[begin Supplied data]

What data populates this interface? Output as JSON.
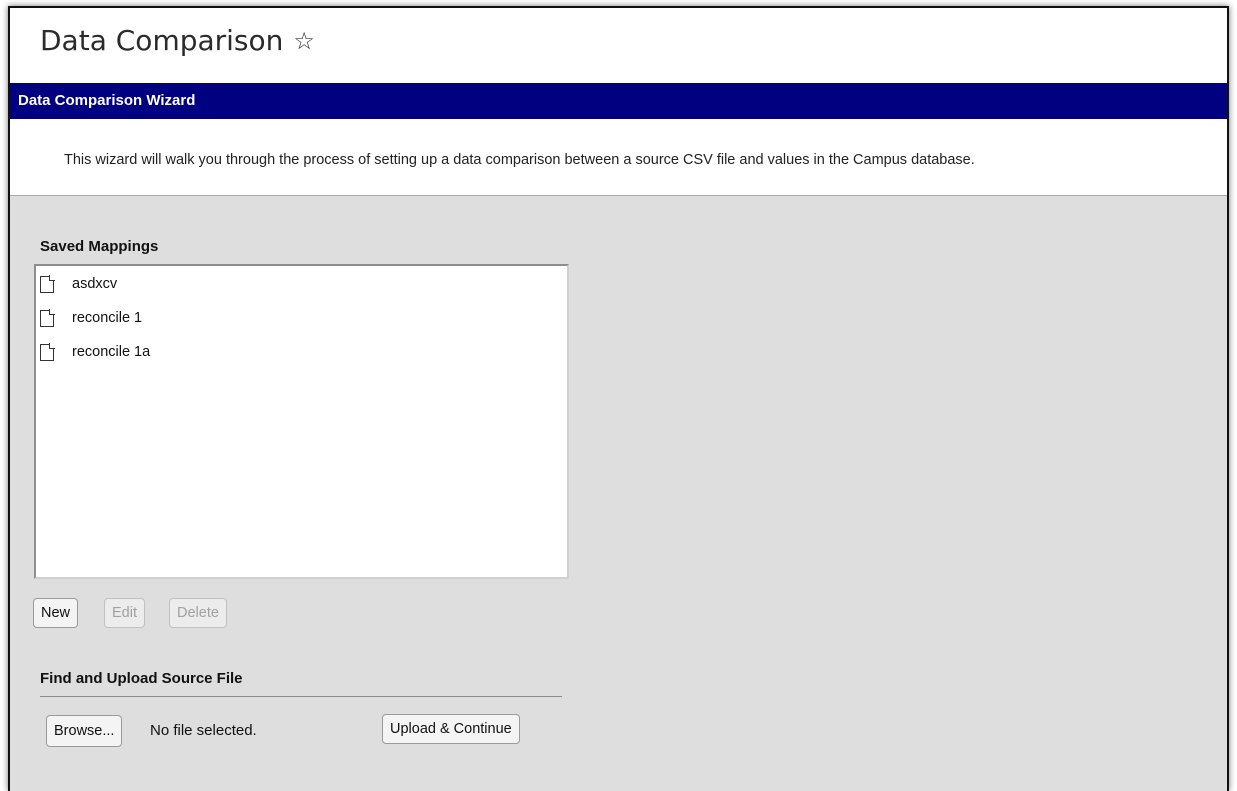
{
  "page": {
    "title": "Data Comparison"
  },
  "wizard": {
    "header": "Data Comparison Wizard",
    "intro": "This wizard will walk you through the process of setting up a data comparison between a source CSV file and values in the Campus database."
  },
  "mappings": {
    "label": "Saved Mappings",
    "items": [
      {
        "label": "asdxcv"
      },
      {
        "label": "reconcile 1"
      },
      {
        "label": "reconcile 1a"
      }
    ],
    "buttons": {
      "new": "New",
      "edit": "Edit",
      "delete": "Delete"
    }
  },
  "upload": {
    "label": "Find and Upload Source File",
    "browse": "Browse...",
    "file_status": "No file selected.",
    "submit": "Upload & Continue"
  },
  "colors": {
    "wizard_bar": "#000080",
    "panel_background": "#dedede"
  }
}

[end Supplied data]

*Task statement*: Print each record exactly as it stands, leaving the images out.

*Solution to this exercise*:
What data populates this interface? Output as JSON.
{
  "page": {
    "title": "Data Comparison"
  },
  "wizard": {
    "header": "Data Comparison Wizard",
    "intro": "This wizard will walk you through the process of setting up a data comparison between a source CSV file and values in the Campus database."
  },
  "mappings": {
    "label": "Saved Mappings",
    "items": [
      {
        "label": "asdxcv"
      },
      {
        "label": "reconcile 1"
      },
      {
        "label": "reconcile 1a"
      }
    ],
    "buttons": {
      "new": "New",
      "edit": "Edit",
      "delete": "Delete"
    }
  },
  "upload": {
    "label": "Find and Upload Source File",
    "browse": "Browse...",
    "file_status": "No file selected.",
    "submit": "Upload & Continue"
  },
  "colors": {
    "wizard_bar": "#000080",
    "panel_background": "#dedede"
  }
}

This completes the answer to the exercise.